- _Given problem_
Gather the lines that hold the string "label".

- _Task input_
________________________________________

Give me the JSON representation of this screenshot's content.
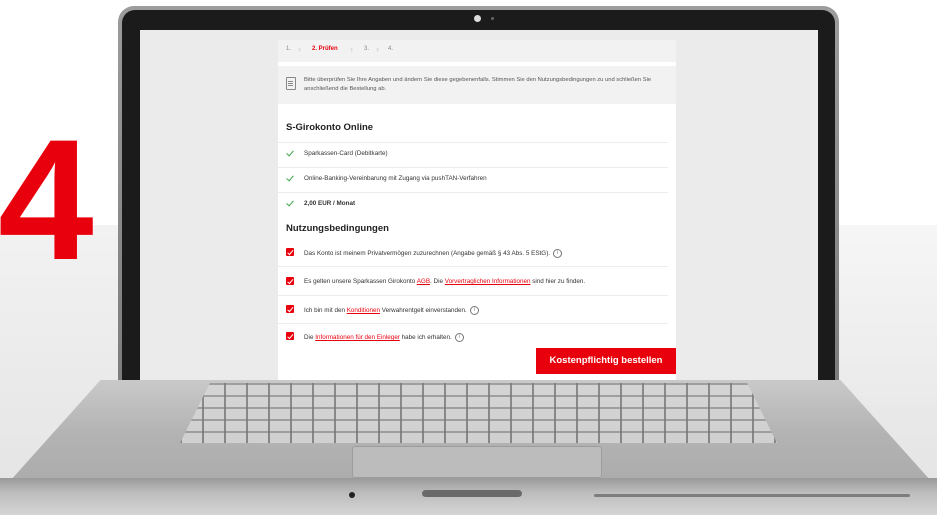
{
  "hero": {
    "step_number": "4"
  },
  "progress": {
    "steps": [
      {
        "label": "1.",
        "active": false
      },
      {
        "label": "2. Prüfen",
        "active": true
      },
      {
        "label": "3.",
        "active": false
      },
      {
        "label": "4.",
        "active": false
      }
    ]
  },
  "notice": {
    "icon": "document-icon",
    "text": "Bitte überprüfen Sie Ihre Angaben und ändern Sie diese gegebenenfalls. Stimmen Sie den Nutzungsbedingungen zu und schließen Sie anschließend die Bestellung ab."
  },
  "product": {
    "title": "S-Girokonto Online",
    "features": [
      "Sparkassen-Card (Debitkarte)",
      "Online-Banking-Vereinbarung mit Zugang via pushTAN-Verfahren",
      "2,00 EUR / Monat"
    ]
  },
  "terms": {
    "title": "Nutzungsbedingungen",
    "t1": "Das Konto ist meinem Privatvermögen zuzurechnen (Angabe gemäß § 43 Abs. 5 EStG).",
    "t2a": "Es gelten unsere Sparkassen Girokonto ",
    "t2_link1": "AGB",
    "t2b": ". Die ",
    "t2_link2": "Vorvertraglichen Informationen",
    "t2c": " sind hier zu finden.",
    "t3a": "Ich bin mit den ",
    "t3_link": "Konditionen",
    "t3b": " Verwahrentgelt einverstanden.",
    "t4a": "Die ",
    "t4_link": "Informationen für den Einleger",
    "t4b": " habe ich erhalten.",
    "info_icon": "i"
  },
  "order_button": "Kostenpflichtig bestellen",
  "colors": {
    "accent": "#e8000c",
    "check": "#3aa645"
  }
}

________________________________________

- _Response below_
        "label": "1.",
        "label": "2. Prüfen",
        "label": "3.",
        "label": "4.",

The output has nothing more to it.